Write out the listing word for word, starting at its first line and ending at the line that contains "Text: count: count (77, 308, 108, 318)".

• • •

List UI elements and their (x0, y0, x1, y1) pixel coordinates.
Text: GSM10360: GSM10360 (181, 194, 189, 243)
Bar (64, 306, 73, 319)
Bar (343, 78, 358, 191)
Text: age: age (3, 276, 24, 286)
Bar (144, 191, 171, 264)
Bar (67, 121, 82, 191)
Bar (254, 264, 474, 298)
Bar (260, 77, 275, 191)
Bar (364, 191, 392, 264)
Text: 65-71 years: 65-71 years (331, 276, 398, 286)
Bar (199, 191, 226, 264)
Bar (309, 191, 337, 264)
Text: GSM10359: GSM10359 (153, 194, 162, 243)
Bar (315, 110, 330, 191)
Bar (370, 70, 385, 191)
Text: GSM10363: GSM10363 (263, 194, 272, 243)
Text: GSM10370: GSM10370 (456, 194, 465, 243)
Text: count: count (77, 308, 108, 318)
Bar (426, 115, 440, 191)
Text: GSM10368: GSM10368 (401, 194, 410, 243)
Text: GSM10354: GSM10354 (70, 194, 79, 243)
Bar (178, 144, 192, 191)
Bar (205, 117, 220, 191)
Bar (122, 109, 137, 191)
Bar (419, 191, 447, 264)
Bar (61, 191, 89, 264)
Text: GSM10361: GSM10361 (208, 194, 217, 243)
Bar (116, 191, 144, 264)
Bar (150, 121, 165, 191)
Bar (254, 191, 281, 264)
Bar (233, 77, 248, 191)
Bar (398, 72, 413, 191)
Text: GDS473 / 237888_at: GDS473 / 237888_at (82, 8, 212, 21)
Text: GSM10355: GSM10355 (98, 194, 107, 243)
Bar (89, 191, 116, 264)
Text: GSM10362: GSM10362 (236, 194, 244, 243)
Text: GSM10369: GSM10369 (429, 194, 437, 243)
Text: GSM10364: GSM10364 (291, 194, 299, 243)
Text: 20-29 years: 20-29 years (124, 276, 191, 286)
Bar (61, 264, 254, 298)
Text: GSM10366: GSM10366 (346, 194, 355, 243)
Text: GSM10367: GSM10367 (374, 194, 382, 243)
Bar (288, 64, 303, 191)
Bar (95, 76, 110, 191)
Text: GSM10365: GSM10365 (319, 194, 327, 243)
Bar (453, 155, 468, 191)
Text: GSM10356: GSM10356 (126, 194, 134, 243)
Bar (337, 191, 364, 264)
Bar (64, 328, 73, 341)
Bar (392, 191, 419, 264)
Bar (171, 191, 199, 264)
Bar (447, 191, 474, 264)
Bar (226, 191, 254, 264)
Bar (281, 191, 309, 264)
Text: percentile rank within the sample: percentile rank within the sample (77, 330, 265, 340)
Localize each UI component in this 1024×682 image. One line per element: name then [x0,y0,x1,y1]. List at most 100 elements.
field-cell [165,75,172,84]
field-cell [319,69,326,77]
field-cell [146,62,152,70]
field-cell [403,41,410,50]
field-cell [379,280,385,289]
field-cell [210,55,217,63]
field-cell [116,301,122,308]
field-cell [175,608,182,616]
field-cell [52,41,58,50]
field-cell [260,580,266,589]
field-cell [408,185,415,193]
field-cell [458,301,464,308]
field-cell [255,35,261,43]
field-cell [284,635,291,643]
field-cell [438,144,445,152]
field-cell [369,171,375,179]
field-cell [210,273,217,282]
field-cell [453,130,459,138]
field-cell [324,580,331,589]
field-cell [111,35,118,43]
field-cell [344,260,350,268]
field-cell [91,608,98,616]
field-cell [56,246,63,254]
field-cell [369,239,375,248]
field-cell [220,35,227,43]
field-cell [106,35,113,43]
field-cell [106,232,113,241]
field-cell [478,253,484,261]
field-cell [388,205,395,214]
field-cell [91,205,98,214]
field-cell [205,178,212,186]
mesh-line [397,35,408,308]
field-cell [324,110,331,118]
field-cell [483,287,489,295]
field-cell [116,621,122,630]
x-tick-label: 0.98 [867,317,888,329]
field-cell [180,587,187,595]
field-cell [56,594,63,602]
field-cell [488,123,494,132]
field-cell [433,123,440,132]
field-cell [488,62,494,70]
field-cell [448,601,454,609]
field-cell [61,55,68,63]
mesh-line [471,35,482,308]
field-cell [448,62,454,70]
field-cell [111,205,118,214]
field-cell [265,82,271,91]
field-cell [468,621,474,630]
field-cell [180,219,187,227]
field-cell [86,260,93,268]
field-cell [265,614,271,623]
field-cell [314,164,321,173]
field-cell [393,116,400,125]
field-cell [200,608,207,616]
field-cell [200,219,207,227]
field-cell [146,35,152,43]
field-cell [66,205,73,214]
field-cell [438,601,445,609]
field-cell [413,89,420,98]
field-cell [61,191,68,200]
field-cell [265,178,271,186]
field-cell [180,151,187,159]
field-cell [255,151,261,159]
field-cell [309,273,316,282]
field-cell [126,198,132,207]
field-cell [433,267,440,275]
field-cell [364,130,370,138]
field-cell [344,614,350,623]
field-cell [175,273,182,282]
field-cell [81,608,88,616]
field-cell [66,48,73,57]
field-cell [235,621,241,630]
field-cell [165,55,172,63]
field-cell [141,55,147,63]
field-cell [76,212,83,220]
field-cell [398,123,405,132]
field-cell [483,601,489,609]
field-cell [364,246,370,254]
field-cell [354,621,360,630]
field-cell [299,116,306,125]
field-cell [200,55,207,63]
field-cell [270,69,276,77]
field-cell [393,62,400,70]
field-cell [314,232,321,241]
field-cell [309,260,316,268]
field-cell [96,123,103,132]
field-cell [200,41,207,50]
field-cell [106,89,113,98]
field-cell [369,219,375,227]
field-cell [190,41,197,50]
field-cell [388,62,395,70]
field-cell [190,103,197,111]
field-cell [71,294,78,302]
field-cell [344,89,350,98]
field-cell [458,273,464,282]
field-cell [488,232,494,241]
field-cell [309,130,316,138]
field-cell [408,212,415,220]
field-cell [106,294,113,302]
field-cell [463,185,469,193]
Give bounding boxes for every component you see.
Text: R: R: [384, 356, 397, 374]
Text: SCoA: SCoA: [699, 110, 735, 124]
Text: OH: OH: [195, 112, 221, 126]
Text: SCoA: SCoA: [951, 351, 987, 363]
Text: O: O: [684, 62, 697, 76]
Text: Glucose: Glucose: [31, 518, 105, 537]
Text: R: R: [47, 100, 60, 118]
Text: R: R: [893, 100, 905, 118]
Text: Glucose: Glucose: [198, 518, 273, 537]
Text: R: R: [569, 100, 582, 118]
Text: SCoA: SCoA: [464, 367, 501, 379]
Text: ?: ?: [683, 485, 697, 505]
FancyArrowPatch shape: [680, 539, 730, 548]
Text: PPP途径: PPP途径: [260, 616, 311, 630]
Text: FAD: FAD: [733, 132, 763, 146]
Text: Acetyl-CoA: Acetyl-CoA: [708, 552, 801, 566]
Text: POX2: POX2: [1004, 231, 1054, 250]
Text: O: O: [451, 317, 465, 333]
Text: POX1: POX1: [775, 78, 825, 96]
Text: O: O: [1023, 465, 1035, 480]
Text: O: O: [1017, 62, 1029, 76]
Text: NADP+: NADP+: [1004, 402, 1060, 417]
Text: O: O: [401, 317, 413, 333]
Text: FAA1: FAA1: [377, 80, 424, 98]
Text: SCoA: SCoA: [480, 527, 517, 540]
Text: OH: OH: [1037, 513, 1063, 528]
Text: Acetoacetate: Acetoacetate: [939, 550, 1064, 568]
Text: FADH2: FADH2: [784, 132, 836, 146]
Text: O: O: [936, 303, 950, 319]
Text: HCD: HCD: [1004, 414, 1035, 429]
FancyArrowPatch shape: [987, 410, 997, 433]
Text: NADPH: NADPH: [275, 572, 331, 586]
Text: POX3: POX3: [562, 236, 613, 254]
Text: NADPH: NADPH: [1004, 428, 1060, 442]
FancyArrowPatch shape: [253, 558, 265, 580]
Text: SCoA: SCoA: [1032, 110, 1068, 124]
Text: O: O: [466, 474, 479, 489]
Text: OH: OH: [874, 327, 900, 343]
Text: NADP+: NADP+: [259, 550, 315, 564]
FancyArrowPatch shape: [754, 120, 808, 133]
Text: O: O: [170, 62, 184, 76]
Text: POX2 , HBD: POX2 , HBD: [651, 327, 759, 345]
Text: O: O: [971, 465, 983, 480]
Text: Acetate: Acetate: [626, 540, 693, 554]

• • •

== ANSWER TO THIS TASK ==
List UI elements and their (x0, y0, x1, y1) pixel coordinates.
Text: GSM10360: GSM10360 (181, 194, 189, 243)
Bar (64, 306, 73, 319)
Bar (343, 78, 358, 191)
Text: age: age (3, 276, 24, 286)
Bar (144, 191, 171, 264)
Bar (67, 121, 82, 191)
Bar (254, 264, 474, 298)
Bar (260, 77, 275, 191)
Bar (364, 191, 392, 264)
Text: 65-71 years: 65-71 years (331, 276, 398, 286)
Bar (199, 191, 226, 264)
Bar (309, 191, 337, 264)
Text: GSM10359: GSM10359 (153, 194, 162, 243)
Bar (315, 110, 330, 191)
Bar (370, 70, 385, 191)
Text: GSM10363: GSM10363 (263, 194, 272, 243)
Text: GSM10370: GSM10370 (456, 194, 465, 243)
Text: count: count (77, 308, 108, 318)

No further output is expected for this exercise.